• [AIM]:
Provide an exact copy of the data, excluding the images.

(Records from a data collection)

>> begin

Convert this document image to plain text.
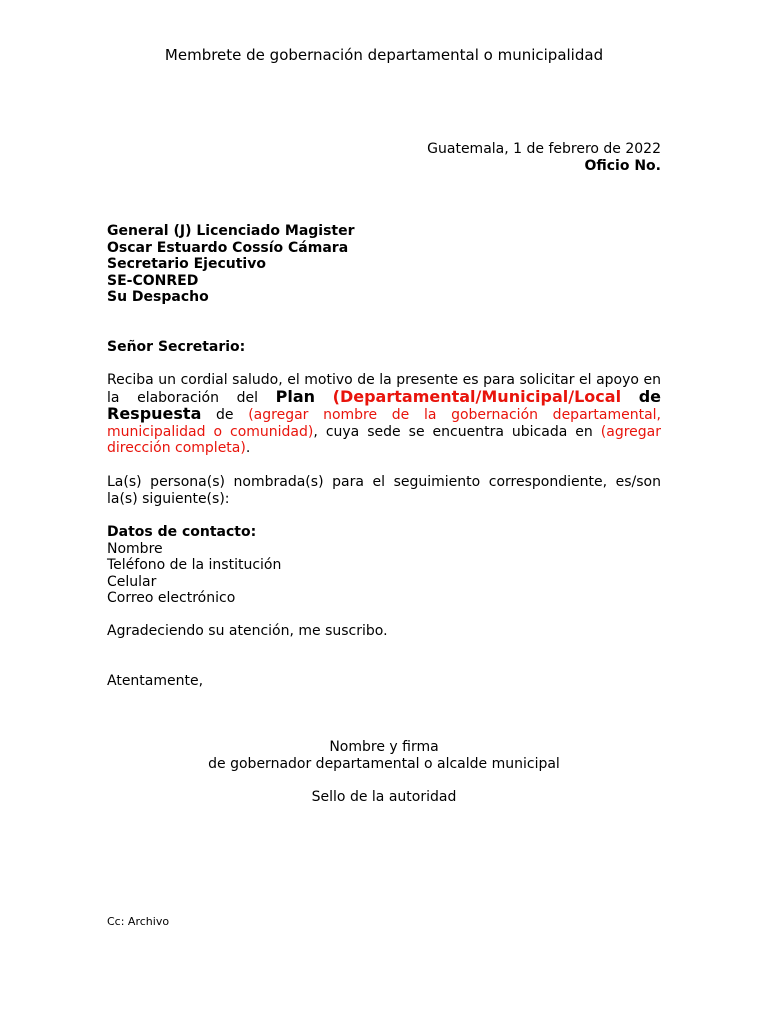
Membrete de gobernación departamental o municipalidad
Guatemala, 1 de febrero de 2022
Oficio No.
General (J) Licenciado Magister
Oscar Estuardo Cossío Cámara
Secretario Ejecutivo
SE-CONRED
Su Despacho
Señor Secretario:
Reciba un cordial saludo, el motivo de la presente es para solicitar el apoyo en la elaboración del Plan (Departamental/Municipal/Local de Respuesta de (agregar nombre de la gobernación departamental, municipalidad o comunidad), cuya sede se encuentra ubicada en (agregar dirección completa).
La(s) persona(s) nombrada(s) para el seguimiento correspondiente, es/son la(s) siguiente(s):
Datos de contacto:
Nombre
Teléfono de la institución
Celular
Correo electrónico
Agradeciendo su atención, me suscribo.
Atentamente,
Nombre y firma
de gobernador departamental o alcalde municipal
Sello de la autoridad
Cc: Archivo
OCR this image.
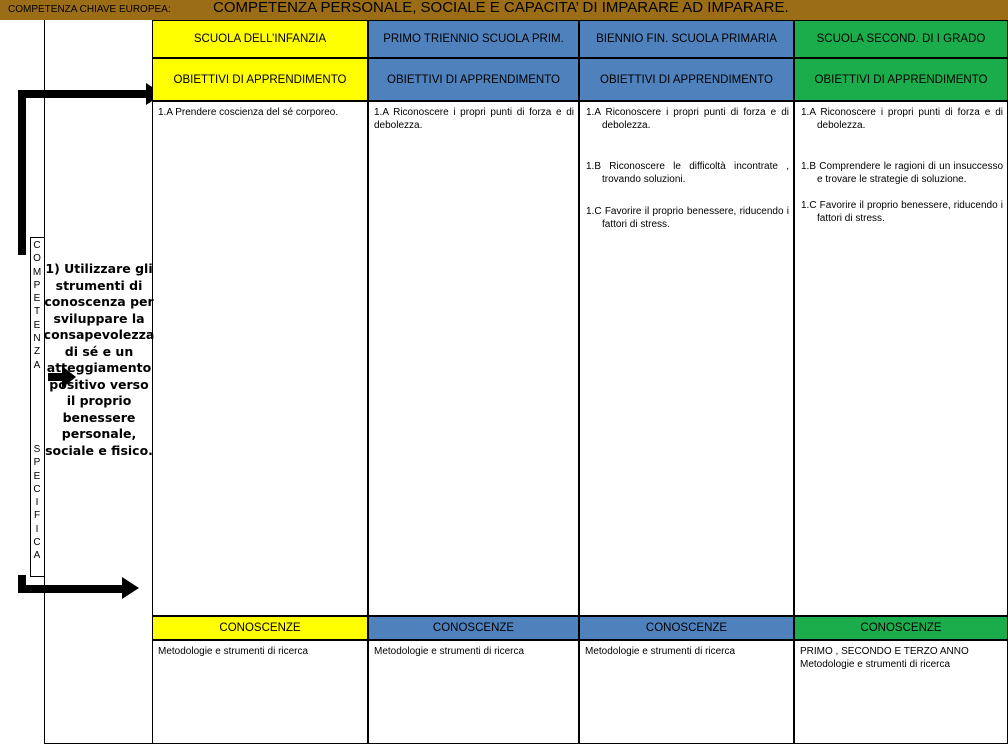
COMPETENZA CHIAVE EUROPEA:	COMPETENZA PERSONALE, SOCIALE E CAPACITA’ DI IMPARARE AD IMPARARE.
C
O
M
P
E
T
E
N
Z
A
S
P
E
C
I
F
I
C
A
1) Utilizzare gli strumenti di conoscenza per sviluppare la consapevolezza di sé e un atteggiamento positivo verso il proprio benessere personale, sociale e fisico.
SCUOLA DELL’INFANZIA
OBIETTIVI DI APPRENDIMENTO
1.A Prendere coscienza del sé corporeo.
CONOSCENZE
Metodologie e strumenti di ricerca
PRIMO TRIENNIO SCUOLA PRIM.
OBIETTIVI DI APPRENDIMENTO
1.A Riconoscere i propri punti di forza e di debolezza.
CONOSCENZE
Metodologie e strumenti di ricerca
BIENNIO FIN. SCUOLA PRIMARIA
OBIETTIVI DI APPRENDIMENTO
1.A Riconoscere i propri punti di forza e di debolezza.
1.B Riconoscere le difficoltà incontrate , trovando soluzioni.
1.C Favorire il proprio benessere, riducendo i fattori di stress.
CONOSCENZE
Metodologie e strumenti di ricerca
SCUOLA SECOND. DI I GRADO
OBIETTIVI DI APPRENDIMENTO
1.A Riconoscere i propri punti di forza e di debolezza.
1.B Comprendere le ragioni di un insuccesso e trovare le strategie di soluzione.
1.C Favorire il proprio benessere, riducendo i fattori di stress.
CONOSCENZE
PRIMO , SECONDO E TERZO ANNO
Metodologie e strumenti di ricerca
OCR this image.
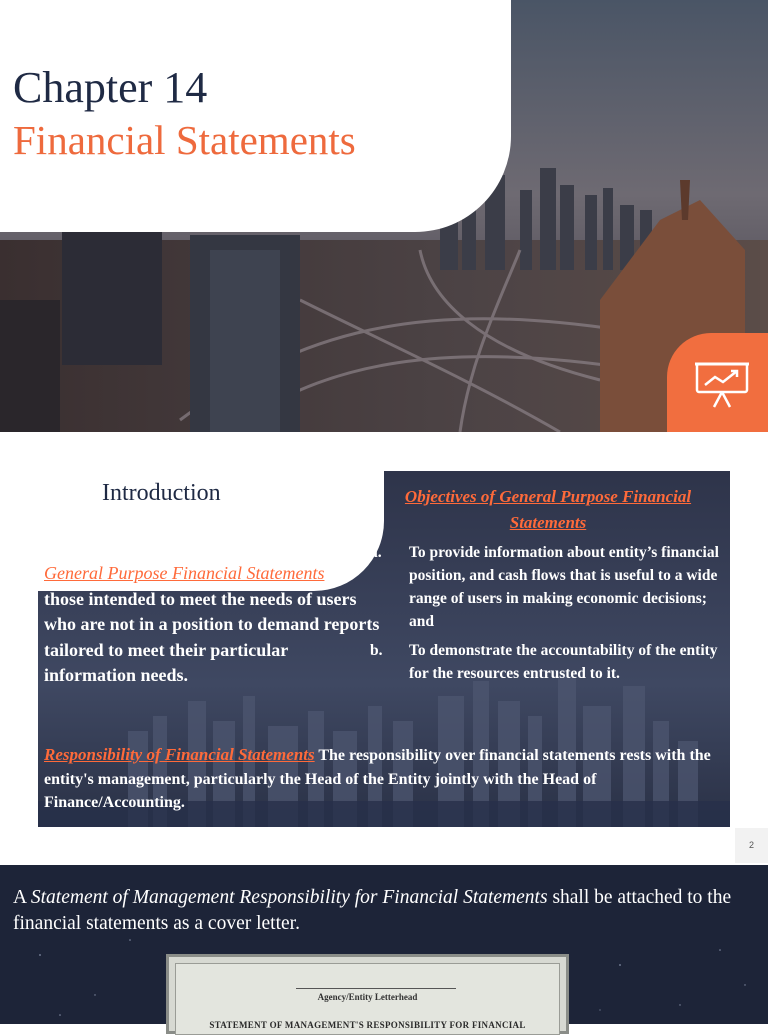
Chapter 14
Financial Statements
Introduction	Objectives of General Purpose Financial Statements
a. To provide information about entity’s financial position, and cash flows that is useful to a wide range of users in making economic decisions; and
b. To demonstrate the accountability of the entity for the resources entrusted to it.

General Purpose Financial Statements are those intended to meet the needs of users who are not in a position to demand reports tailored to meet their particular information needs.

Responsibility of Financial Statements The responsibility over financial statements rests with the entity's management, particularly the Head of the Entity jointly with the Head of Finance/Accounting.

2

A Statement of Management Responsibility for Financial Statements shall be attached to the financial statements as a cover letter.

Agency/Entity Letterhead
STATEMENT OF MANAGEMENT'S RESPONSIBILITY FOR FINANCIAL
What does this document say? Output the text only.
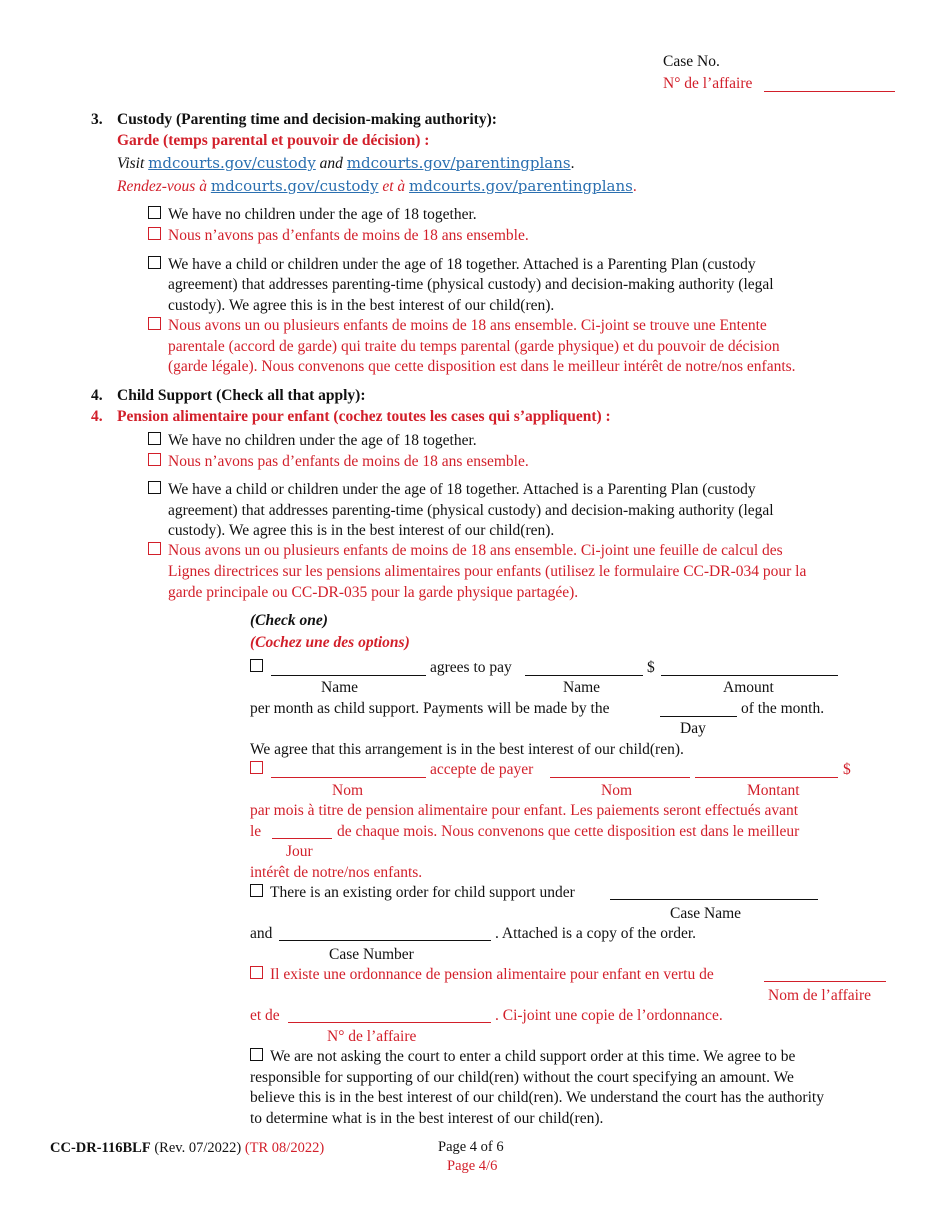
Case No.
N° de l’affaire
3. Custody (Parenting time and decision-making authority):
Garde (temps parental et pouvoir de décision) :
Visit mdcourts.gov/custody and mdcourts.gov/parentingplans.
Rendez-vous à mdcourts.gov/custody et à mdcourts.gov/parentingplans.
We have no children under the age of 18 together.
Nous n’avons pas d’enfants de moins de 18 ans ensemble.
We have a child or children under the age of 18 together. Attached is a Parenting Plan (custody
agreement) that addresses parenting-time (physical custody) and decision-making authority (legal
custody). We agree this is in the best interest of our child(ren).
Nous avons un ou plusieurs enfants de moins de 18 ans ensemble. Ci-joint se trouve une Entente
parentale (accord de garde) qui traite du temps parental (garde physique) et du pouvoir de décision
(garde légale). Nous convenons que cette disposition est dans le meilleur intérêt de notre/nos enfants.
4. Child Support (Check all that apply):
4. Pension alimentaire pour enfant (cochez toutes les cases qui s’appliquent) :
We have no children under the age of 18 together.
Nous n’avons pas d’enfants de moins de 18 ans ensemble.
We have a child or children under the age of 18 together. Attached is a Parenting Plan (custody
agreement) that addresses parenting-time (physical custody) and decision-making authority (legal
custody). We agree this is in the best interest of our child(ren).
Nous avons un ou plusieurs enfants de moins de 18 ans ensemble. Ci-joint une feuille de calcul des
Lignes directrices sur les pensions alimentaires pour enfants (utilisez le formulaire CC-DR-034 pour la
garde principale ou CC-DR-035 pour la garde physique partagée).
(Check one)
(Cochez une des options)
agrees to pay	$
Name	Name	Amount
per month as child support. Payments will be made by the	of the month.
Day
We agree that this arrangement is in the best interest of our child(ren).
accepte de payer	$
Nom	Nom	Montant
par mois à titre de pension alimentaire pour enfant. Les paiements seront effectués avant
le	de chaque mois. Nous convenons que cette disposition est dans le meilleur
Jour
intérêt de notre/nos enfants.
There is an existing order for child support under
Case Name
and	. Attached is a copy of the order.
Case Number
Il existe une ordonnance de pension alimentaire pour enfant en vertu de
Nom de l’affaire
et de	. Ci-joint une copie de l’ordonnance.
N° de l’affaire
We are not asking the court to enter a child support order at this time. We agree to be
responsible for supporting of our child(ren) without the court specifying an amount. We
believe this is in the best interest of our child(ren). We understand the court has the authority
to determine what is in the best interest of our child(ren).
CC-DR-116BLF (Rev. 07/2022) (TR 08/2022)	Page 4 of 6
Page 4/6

>> end

• [SOLUTION]:
Convert this document image to plain text.
Membrete de gobernación departamental o municipalidad
Guatemala, 1 de febrero de 2022
Oficio No.
General (J) Licenciado Magister
Oscar Estuardo Cossío Cámara
Secretario Ejecutivo
SE-CONRED
Su Despacho
Señor Secretario:
Reciba un cordial saludo, el motivo de la presente es para solicitar el apoyo en la elaboración del Plan (Departamental/Municipal/Local de Respuesta de (agregar nombre de la gobernación departamental, municipalidad o comunidad), cuya sede se encuentra ubicada en (agregar dirección completa).
La(s) persona(s) nombrada(s) para el seguimiento correspondiente, es/son la(s) siguiente(s):
Datos de contacto:
Nombre
Teléfono de la institución
Celular
Correo electrónico
Agradeciendo su atención, me suscribo.
Atentamente,
Nombre y firma
de gobernador departamental o alcalde municipal
Sello de la autoridad
Cc: Archivo
OCR this image.
COMPETENZA CHIAVE EUROPEA:	COMPETENZA PERSONALE, SOCIALE E CAPACITA’ DI IMPARARE AD IMPARARE.
C
O
M
P
E
T
E
N
Z
A
S
P
E
C
I
F
I
C
A
1) Utilizzare gli strumenti di conoscenza per sviluppare la consapevolezza di sé e un atteggiamento positivo verso il proprio benessere personale, sociale e fisico.
SCUOLA DELL’INFANZIA
OBIETTIVI DI APPRENDIMENTO
1.A Prendere coscienza del sé corporeo.
CONOSCENZE
Metodologie e strumenti di ricerca
PRIMO TRIENNIO SCUOLA PRIM.
OBIETTIVI DI APPRENDIMENTO
1.A Riconoscere i propri punti di forza e di debolezza.
CONOSCENZE
Metodologie e strumenti di ricerca
BIENNIO FIN. SCUOLA PRIMARIA
OBIETTIVI DI APPRENDIMENTO
1.A Riconoscere i propri punti di forza e di debolezza.
1.B Riconoscere le difficoltà incontrate , trovando soluzioni.
1.C Favorire il proprio benessere, riducendo i fattori di stress.
CONOSCENZE
Metodologie e strumenti di ricerca
SCUOLA SECOND. DI I GRADO
OBIETTIVI DI APPRENDIMENTO
1.A Riconoscere i propri punti di forza e di debolezza.
1.B Comprendere le ragioni di un insuccesso e trovare le strategie di soluzione.
1.C Favorire il proprio benessere, riducendo i fattori di stress.
CONOSCENZE
PRIMO , SECONDO E TERZO ANNO
Metodologie e strumenti di ricerca
OCR this image.
Chapter 14
Financial Statements
Introduction	Objectives of General Purpose Financial Statements
a. To provide information about entity’s financial position, and cash flows that is useful to a wide range of users in making economic decisions; and
b. To demonstrate the accountability of the entity for the resources entrusted to it.

General Purpose Financial Statements are those intended to meet the needs of users who are not in a position to demand reports tailored to meet their particular information needs.

Responsibility of Financial Statements The responsibility over financial statements rests with the entity's management, particularly the Head of the Entity jointly with the Head of Finance/Accounting.

2

A Statement of Management Responsibility for Financial Statements shall be attached to the financial statements as a cover letter.

Agency/Entity Letterhead
STATEMENT OF MANAGEMENT'S RESPONSIBILITY FOR FINANCIAL
What does this document say? Output the text only.
Case No.
N° de l’affaire
3. Custody (Parenting time and decision-making authority):
Garde (temps parental et pouvoir de décision) :
Visit mdcourts.gov/custody and mdcourts.gov/parentingplans.
Rendez-vous à mdcourts.gov/custody et à mdcourts.gov/parentingplans.
We have no children under the age of 18 together.
Nous n’avons pas d’enfants de moins de 18 ans ensemble.
We have a child or children under the age of 18 together. Attached is a Parenting Plan (custody
agreement) that addresses parenting-time (physical custody) and decision-making authority (legal
custody). We agree this is in the best interest of our child(ren).
Nous avons un ou plusieurs enfants de moins de 18 ans ensemble. Ci-joint se trouve une Entente
parentale (accord de garde) qui traite du temps parental (garde physique) et du pouvoir de décision
(garde légale). Nous convenons que cette disposition est dans le meilleur intérêt de notre/nos enfants.
4. Child Support (Check all that apply):
4. Pension alimentaire pour enfant (cochez toutes les cases qui s’appliquent) :
We have no children under the age of 18 together.
Nous n’avons pas d’enfants de moins de 18 ans ensemble.
We have a child or children under the age of 18 together. Attached is a Parenting Plan (custody
agreement) that addresses parenting-time (physical custody) and decision-making authority (legal
custody). We agree this is in the best interest of our child(ren).
Nous avons un ou plusieurs enfants de moins de 18 ans ensemble. Ci-joint une feuille de calcul des
Lignes directrices sur les pensions alimentaires pour enfants (utilisez le formulaire CC-DR-034 pour la
garde principale ou CC-DR-035 pour la garde physique partagée).
(Check one)
(Cochez une des options)
agrees to pay	$
Name	Name	Amount
per month as child support. Payments will be made by the	of the month.
Day
We agree that this arrangement is in the best interest of our child(ren).
accepte de payer	$
Nom	Nom	Montant
par mois à titre de pension alimentaire pour enfant. Les paiements seront effectués avant
le	de chaque mois. Nous convenons que cette disposition est dans le meilleur
Jour
intérêt de notre/nos enfants.
There is an existing order for child support under
Case Name
and	. Attached is a copy of the order.
Case Number
Il existe une ordonnance de pension alimentaire pour enfant en vertu de
Nom de l’affaire
et de	. Ci-joint une copie de l’ordonnance.
N° de l’affaire
We are not asking the court to enter a child support order at this time. We agree to be
responsible for supporting of our child(ren) without the court specifying an amount. We
believe this is in the best interest of our child(ren). We understand the court has the authority
to determine what is in the best interest of our child(ren).
CC-DR-116BLF (Rev. 07/2022) (TR 08/2022)	Page 4 of 6
Page 4/6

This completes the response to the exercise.